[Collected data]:
______________________________
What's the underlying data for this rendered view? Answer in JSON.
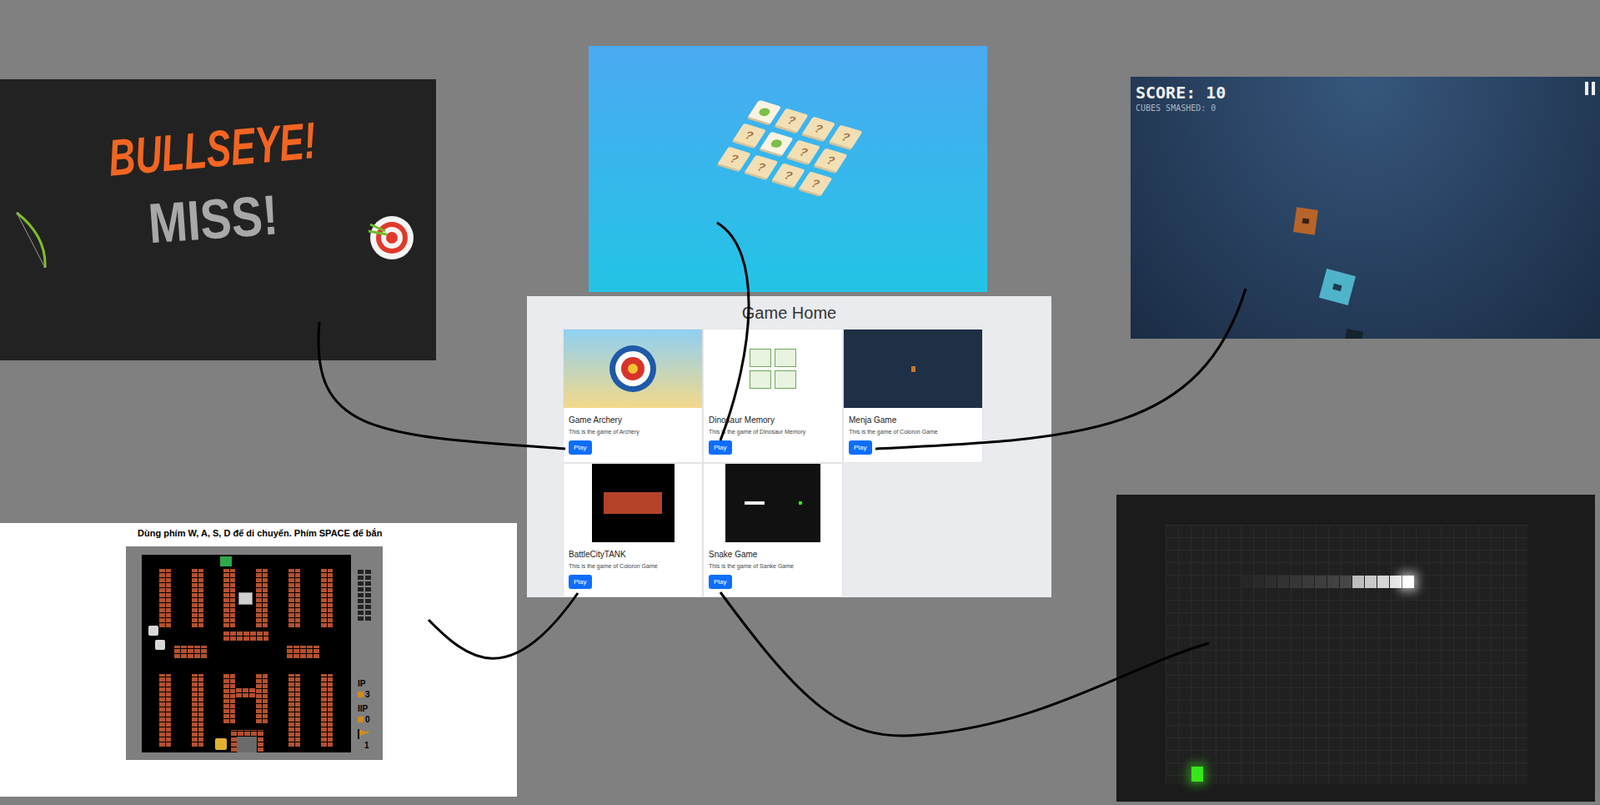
{
  "home": {
    "title": "Game Home",
    "games": [
      {
        "title": "Game Archery",
        "description": "This is the game of Archery",
        "button": "Play"
      },
      {
        "title": "Dinosaur Memory",
        "description": "This is the game of Dinosaur Memory",
        "button": "Play"
      },
      {
        "title": "Menja Game",
        "description": "This is the game of Coloron Game",
        "button": "Play"
      },
      {
        "title": "BattleCityTANK",
        "description": "This is the game of Coloron Game",
        "button": "Play"
      },
      {
        "title": "Snake Game",
        "description": "This is the game of Sanke Game",
        "button": "Play"
      }
    ]
  },
  "archery_screen": {
    "headline": "BULLSEYE!",
    "result": "MISS!"
  },
  "memory_screen": {
    "cards": [
      {
        "flipped": true
      },
      {
        "flipped": false,
        "label": "?"
      },
      {
        "flipped": false,
        "label": "?"
      },
      {
        "flipped": false,
        "label": "?"
      },
      {
        "flipped": false,
        "label": "?"
      },
      {
        "flipped": true
      },
      {
        "flipped": false,
        "label": "?"
      },
      {
        "flipped": false,
        "label": "?"
      },
      {
        "flipped": false,
        "label": "?"
      },
      {
        "flipped": false,
        "label": "?"
      },
      {
        "flipped": false,
        "label": "?"
      },
      {
        "flipped": false,
        "label": "?"
      }
    ]
  },
  "cube_screen": {
    "score": "SCORE: 10",
    "smashed": "CUBES SMASHED: 0"
  },
  "tank_screen": {
    "instructions": "Dùng phím W, A, S, D để di chuyển. Phím SPACE để bắn",
    "p1_label": "IP",
    "p1_lives": "3",
    "p2_label": "IIP",
    "p2_lives": "0",
    "stage": "1"
  }
}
______________________________
[WHAT IS EXPECTED]:
Go back to the records above and write them out exactly, without the pictures.

[EXERCISE RESULT]:
What's the underlying data for this rendered view? Answer in JSON.
{
  "home": {
    "title": "Game Home",
    "games": [
      {
        "title": "Game Archery",
        "description": "This is the game of Archery",
        "button": "Play"
      },
      {
        "title": "Dinosaur Memory",
        "description": "This is the game of Dinosaur Memory",
        "button": "Play"
      },
      {
        "title": "Menja Game",
        "description": "This is the game of Coloron Game",
        "button": "Play"
      },
      {
        "title": "BattleCityTANK",
        "description": "This is the game of Coloron Game",
        "button": "Play"
      },
      {
        "title": "Snake Game",
        "description": "This is the game of Sanke Game",
        "button": "Play"
      }
    ]
  },
  "archery_screen": {
    "headline": "BULLSEYE!",
    "result": "MISS!"
  },
  "memory_screen": {
    "cards": [
      {
        "flipped": true
      },
      {
        "flipped": false,
        "label": "?"
      },
      {
        "flipped": false,
        "label": "?"
      },
      {
        "flipped": false,
        "label": "?"
      },
      {
        "flipped": false,
        "label": "?"
      },
      {
        "flipped": true
      },
      {
        "flipped": false,
        "label": "?"
      },
      {
        "flipped": false,
        "label": "?"
      },
      {
        "flipped": false,
        "label": "?"
      },
      {
        "flipped": false,
        "label": "?"
      },
      {
        "flipped": false,
        "label": "?"
      },
      {
        "flipped": false,
        "label": "?"
      }
    ]
  },
  "cube_screen": {
    "score": "SCORE: 10",
    "smashed": "CUBES SMASHED: 0"
  },
  "tank_screen": {
    "instructions": "Dùng phím W, A, S, D để di chuyển. Phím SPACE để bắn",
    "p1_label": "IP",
    "p1_lives": "3",
    "p2_label": "IIP",
    "p2_lives": "0",
    "stage": "1"
  }
}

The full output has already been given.